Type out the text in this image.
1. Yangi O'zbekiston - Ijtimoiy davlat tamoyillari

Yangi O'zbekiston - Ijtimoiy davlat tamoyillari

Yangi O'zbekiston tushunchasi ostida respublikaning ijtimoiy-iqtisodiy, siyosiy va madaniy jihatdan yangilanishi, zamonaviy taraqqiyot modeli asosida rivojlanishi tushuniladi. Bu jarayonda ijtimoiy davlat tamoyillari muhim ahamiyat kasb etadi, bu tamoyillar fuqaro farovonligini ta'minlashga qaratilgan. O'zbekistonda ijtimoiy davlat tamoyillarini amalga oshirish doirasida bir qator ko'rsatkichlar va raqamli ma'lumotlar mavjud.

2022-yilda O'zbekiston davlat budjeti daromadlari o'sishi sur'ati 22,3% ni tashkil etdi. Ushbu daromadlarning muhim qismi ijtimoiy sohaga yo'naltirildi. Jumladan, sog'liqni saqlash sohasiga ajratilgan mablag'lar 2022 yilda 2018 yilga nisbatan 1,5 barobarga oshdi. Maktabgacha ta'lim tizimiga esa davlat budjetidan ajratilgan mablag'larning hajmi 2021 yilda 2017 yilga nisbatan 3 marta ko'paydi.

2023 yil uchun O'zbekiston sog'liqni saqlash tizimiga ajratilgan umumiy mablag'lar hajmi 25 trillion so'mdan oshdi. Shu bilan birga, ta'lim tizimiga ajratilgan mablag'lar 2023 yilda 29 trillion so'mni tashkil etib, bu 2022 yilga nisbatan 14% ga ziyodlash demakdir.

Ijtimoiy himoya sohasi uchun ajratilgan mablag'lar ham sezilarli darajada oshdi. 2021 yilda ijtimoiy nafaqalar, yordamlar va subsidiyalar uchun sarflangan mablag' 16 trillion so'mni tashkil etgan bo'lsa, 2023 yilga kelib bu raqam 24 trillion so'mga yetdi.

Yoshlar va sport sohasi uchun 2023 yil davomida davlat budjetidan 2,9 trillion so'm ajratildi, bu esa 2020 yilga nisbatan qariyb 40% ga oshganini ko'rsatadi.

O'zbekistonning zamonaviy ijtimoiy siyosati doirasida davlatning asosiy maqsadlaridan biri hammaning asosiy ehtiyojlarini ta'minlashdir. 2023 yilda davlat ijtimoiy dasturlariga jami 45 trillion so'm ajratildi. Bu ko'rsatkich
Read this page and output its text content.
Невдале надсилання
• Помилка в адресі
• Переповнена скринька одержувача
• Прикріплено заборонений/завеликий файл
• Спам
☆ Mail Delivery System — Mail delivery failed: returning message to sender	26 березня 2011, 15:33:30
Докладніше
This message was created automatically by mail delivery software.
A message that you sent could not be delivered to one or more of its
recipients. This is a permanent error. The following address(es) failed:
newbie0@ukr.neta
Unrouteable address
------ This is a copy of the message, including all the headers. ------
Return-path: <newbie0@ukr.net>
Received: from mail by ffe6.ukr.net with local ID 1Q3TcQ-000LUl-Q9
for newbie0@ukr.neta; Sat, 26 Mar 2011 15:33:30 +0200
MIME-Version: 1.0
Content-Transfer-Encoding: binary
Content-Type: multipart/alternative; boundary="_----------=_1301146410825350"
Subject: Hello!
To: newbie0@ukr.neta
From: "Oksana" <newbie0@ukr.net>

- Given task
Give back the whole listing exactly as it reads.

- Result below
Type out the text in this image.
1. Yangi O'zbekiston - Ijtimoiy davlat tamoyillari

Yangi O'zbekiston - Ijtimoiy davlat tamoyillari

Yangi O'zbekiston tushunchasi ostida respublikaning ijtimoiy-iqtisodiy, siyosiy va madaniy jihatdan yangilanishi, zamonaviy taraqqiyot modeli asosida rivojlanishi tushuniladi. Bu jarayonda ijtimoiy davlat tamoyillari muhim ahamiyat kasb etadi, bu tamoyillar fuqaro farovonligini ta'minlashga qaratilgan. O'zbekistonda ijtimoiy davlat tamoyillarini amalga oshirish doirasida bir qator ko'rsatkichlar va raqamli ma'lumotlar mavjud.

2022-yilda O'zbekiston davlat budjeti daromadlari o'sishi sur'ati 22,3% ni tashkil etdi. Ushbu daromadlarning muhim qismi ijtimoiy sohaga yo'naltirildi. Jumladan, sog'liqni saqlash sohasiga ajratilgan mablag'lar 2022 yilda 2018 yilga nisbatan 1,5 barobarga oshdi. Maktabgacha ta'lim tizimiga esa davlat budjetidan ajratilgan mablag'larning hajmi 2021 yilda 2017 yilga nisbatan 3 marta ko'paydi.

2023 yil uchun O'zbekiston sog'liqni saqlash tizimiga ajratilgan umumiy mablag'lar hajmi 25 trillion so'mdan oshdi. Shu bilan birga, ta'lim tizimiga ajratilgan mablag'lar 2023 yilda 29 trillion so'mni tashkil etib, bu 2022 yilga nisbatan 14% ga ziyodlash demakdir.

Ijtimoiy himoya sohasi uchun ajratilgan mablag'lar ham sezilarli darajada oshdi. 2021 yilda ijtimoiy nafaqalar, yordamlar va subsidiyalar uchun sarflangan mablag' 16 trillion so'mni tashkil etgan bo'lsa, 2023 yilga kelib bu raqam 24 trillion so'mga yetdi.

Yoshlar va sport sohasi uchun 2023 yil davomida davlat budjetidan 2,9 trillion so'm ajratildi, bu esa 2020 yilga nisbatan qariyb 40% ga oshganini ko'rsatadi.

O'zbekistonning zamonaviy ijtimoiy siyosati doirasida davlatning asosiy maqsadlaridan biri hammaning asosiy ehtiyojlarini ta'minlashdir. 2023 yilda davlat ijtimoiy dasturlariga jami 45 trillion so'm ajratildi. Bu ko'rsatkich
Read this page and output its text content.
Невдале надсилання
• Помилка в адресі
• Переповнена скринька одержувача
• Прикріплено заборонений/завеликий файл
• Спам
☆ Mail Delivery System — Mail delivery failed: returning message to sender	26 березня 2011, 15:33:30
Докладніше
This message was created automatically by mail delivery software.
A message that you sent could not be delivered to one or more of its
recipients. This is a permanent error. The following address(es) failed:
newbie0@ukr.neta
Unrouteable address
------ This is a copy of the message, including all the headers. ------
Return-path: <newbie0@ukr.net>
Received: from mail by ffe6.ukr.net with local ID 1Q3TcQ-000LUl-Q9
for newbie0@ukr.neta; Sat, 26 Mar 2011 15:33:30 +0200
MIME-Version: 1.0
Content-Transfer-Encoding: binary
Content-Type: multipart/alternative; boundary="_----------=_1301146410825350"
Subject: Hello!
To: newbie0@ukr.neta
From: "Oksana" <newbie0@ukr.net>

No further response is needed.